- What is asked
Search the material for the word "lines" and copy each line that holds it.

------------------------------

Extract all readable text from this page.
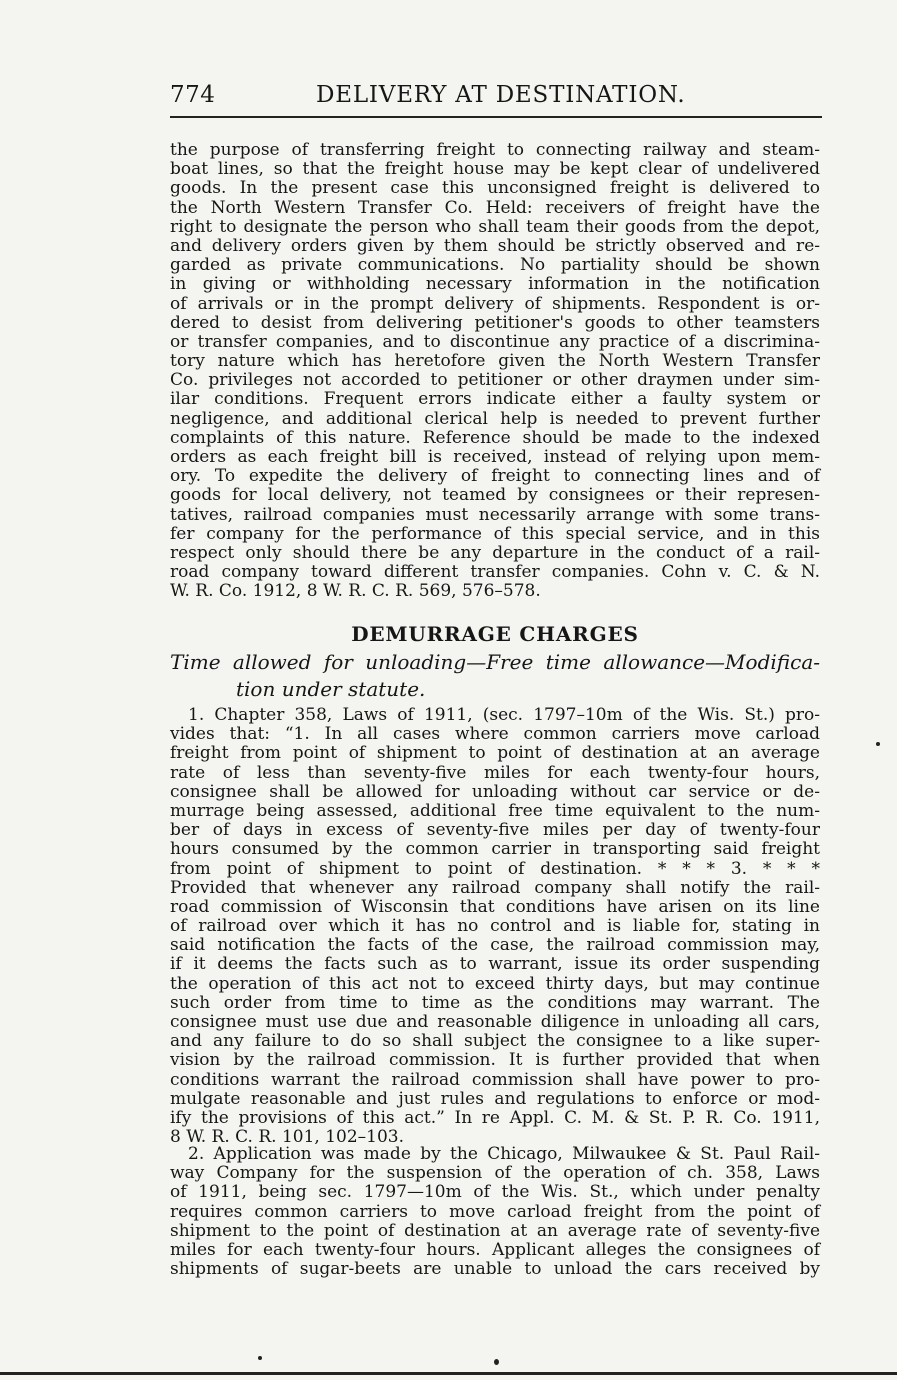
774	DELIVERY AT DESTINATION.
the purpose of transferring freight to connecting railway and steam-
boat lines, so that the freight house may be kept clear of undelivered
goods. In the present case this unconsigned freight is delivered to
the North Western Transfer Co. Held: receivers of freight have the
right to designate the person who shall team their goods from the depot,
and delivery orders given by them should be strictly observed and re-
garded as private communications. No partiality should be shown
in giving or withholding necessary information in the notification
of arrivals or in the prompt delivery of shipments. Respondent is or-
dered to desist from delivering petitioner's goods to other teamsters
or transfer companies, and to discontinue any practice of a discrimina-
tory nature which has heretofore given the North Western Transfer
Co. privileges not accorded to petitioner or other draymen under sim-
ilar conditions. Frequent errors indicate either a faulty system or
negligence, and additional clerical help is needed to prevent further
complaints of this nature. Reference should be made to the indexed
orders as each freight bill is received, instead of relying upon mem-
ory. To expedite the delivery of freight to connecting lines and of
goods for local delivery, not teamed by consignees or their represen-
tatives, railroad companies must necessarily arrange with some trans-
fer company for the performance of this special service, and in this
respect only should there be any departure in the conduct of a rail-
road company toward different transfer companies. Cohn v. C. & N.
W. R. Co. 1912, 8 W. R. C. R. 569, 576–578.
DEMURRAGE CHARGES
Time allowed for unloading—Free time allowance—Modifica-
tion under statute.
1. Chapter 358, Laws of 1911, (sec. 1797–10m of the Wis. St.) pro-
vides that: “1. In all cases where common carriers move carload
freight from point of shipment to point of destination at an average
rate of less than seventy-five miles for each twenty-four hours,
consignee shall be allowed for unloading without car service or de-
murrage being assessed, additional free time equivalent to the num-
ber of days in excess of seventy-five miles per day of twenty-four
hours consumed by the common carrier in transporting said freight
from point of shipment to point of destination. * * * 3. * * *
Provided that whenever any railroad company shall notify the rail-
road commission of Wisconsin that conditions have arisen on its line
of railroad over which it has no control and is liable for, stating in
said notification the facts of the case, the railroad commission may,
if it deems the facts such as to warrant, issue its order suspending
the operation of this act not to exceed thirty days, but may continue
such order from time to time as the conditions may warrant. The
consignee must use due and reasonable diligence in unloading all cars,
and any failure to do so shall subject the consignee to a like super-
vision by the railroad commission. It is further provided that when
conditions warrant the railroad commission shall have power to pro-
mulgate reasonable and just rules and regulations to enforce or mod-
ify the provisions of this act.” In re Appl. C. M. & St. P. R. Co. 1911,
8 W. R. C. R. 101, 102–103.
2. Application was made by the Chicago, Milwaukee & St. Paul Rail-
way Company for the suspension of the operation of ch. 358, Laws
of 1911, being sec. 1797—10m of the Wis. St., which under penalty
requires common carriers to move carload freight from the point of
shipment to the point of destination at an average rate of seventy-five
miles for each twenty-four hours. Applicant alleges the consignees of
shipments of sugar-beets are unable to unload the cars received by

------------------------------

- Answer to this problem
boat lines, so that the freight house may be kept clear of undelivered
ory. To expedite the delivery of freight to connecting lines and of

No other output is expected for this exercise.